Job: Extract the records in full, leaving every picture out.

'''

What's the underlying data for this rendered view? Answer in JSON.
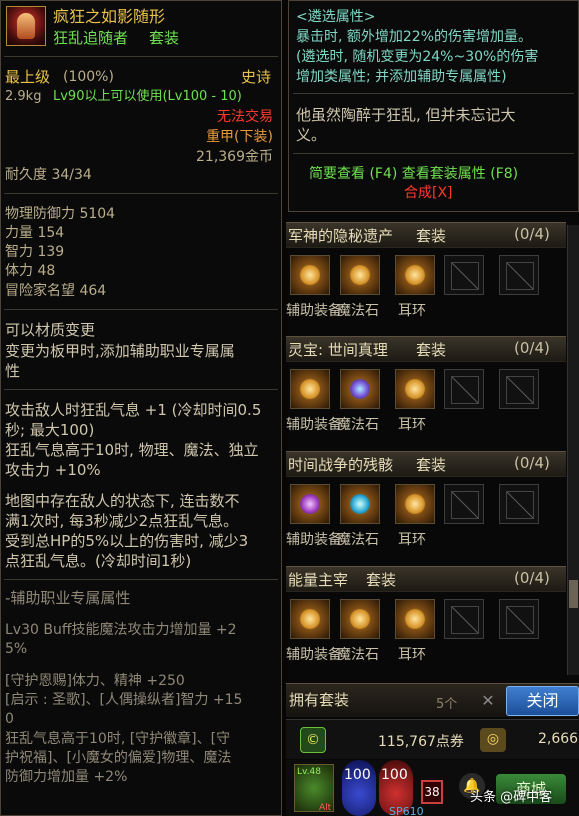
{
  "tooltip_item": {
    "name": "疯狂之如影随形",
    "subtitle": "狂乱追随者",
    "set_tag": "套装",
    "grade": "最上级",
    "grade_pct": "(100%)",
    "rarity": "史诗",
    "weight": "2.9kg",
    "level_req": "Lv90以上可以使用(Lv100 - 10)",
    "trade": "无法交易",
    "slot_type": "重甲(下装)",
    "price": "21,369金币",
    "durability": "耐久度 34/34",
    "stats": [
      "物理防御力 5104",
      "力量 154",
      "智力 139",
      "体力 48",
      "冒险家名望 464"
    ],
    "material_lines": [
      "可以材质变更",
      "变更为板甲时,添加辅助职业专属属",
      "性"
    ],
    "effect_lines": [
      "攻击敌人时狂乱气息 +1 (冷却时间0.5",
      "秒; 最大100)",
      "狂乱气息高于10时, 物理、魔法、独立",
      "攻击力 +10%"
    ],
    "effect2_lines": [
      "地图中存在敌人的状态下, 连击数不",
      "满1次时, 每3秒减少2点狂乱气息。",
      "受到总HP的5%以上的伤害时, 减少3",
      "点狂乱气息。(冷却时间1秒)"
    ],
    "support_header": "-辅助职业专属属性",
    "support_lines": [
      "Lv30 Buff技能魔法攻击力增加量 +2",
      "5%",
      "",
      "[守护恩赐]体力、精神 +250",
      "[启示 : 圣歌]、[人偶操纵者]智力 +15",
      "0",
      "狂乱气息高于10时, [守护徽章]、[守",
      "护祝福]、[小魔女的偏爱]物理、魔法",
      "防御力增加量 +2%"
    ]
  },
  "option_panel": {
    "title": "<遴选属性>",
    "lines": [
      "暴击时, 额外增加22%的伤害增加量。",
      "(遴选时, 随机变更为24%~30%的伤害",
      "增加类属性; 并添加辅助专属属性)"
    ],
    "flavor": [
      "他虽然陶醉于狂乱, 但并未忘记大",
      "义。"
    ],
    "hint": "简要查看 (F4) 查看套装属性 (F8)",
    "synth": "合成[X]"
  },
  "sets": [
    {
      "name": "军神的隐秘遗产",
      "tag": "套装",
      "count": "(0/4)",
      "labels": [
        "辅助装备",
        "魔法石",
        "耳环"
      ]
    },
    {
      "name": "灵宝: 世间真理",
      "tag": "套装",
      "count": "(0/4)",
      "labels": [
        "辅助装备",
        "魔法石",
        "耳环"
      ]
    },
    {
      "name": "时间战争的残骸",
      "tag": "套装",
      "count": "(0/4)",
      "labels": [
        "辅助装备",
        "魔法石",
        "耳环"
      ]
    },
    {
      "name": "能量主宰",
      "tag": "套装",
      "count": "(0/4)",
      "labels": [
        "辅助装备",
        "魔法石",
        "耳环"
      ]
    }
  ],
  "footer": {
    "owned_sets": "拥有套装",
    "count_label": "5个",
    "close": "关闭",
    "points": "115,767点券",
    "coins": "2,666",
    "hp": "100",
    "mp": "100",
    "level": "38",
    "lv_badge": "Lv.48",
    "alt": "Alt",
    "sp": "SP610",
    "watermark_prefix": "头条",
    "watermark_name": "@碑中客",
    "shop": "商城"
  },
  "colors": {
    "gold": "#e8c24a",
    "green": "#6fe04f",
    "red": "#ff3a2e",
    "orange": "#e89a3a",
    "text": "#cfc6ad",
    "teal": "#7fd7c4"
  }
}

'''

Reply to the task:
What's the underlying data for this rendered view? Answer in JSON.
{
  "tooltip_item": {
    "name": "疯狂之如影随形",
    "subtitle": "狂乱追随者",
    "set_tag": "套装",
    "grade": "最上级",
    "grade_pct": "(100%)",
    "rarity": "史诗",
    "weight": "2.9kg",
    "level_req": "Lv90以上可以使用(Lv100 - 10)",
    "trade": "无法交易",
    "slot_type": "重甲(下装)",
    "price": "21,369金币",
    "durability": "耐久度 34/34",
    "stats": [
      "物理防御力 5104",
      "力量 154",
      "智力 139",
      "体力 48",
      "冒险家名望 464"
    ],
    "material_lines": [
      "可以材质变更",
      "变更为板甲时,添加辅助职业专属属",
      "性"
    ],
    "effect_lines": [
      "攻击敌人时狂乱气息 +1 (冷却时间0.5",
      "秒; 最大100)",
      "狂乱气息高于10时, 物理、魔法、独立",
      "攻击力 +10%"
    ],
    "effect2_lines": [
      "地图中存在敌人的状态下, 连击数不",
      "满1次时, 每3秒减少2点狂乱气息。",
      "受到总HP的5%以上的伤害时, 减少3",
      "点狂乱气息。(冷却时间1秒)"
    ],
    "support_header": "-辅助职业专属属性",
    "support_lines": [
      "Lv30 Buff技能魔法攻击力增加量 +2",
      "5%",
      "",
      "[守护恩赐]体力、精神 +250",
      "[启示 : 圣歌]、[人偶操纵者]智力 +15",
      "0",
      "狂乱气息高于10时, [守护徽章]、[守",
      "护祝福]、[小魔女的偏爱]物理、魔法",
      "防御力增加量 +2%"
    ]
  },
  "option_panel": {
    "title": "<遴选属性>",
    "lines": [
      "暴击时, 额外增加22%的伤害增加量。",
      "(遴选时, 随机变更为24%~30%的伤害",
      "增加类属性; 并添加辅助专属属性)"
    ],
    "flavor": [
      "他虽然陶醉于狂乱, 但并未忘记大",
      "义。"
    ],
    "hint": "简要查看 (F4) 查看套装属性 (F8)",
    "synth": "合成[X]"
  },
  "sets": [
    {
      "name": "军神的隐秘遗产",
      "tag": "套装",
      "count": "(0/4)",
      "labels": [
        "辅助装备",
        "魔法石",
        "耳环"
      ]
    },
    {
      "name": "灵宝: 世间真理",
      "tag": "套装",
      "count": "(0/4)",
      "labels": [
        "辅助装备",
        "魔法石",
        "耳环"
      ]
    },
    {
      "name": "时间战争的残骸",
      "tag": "套装",
      "count": "(0/4)",
      "labels": [
        "辅助装备",
        "魔法石",
        "耳环"
      ]
    },
    {
      "name": "能量主宰",
      "tag": "套装",
      "count": "(0/4)",
      "labels": [
        "辅助装备",
        "魔法石",
        "耳环"
      ]
    }
  ],
  "footer": {
    "owned_sets": "拥有套装",
    "count_label": "5个",
    "close": "关闭",
    "points": "115,767点券",
    "coins": "2,666",
    "hp": "100",
    "mp": "100",
    "level": "38",
    "lv_badge": "Lv.48",
    "alt": "Alt",
    "sp": "SP610",
    "watermark_prefix": "头条",
    "watermark_name": "@碑中客",
    "shop": "商城"
  },
  "colors": {
    "gold": "#e8c24a",
    "green": "#6fe04f",
    "red": "#ff3a2e",
    "orange": "#e89a3a",
    "text": "#cfc6ad",
    "teal": "#7fd7c4"
  }
}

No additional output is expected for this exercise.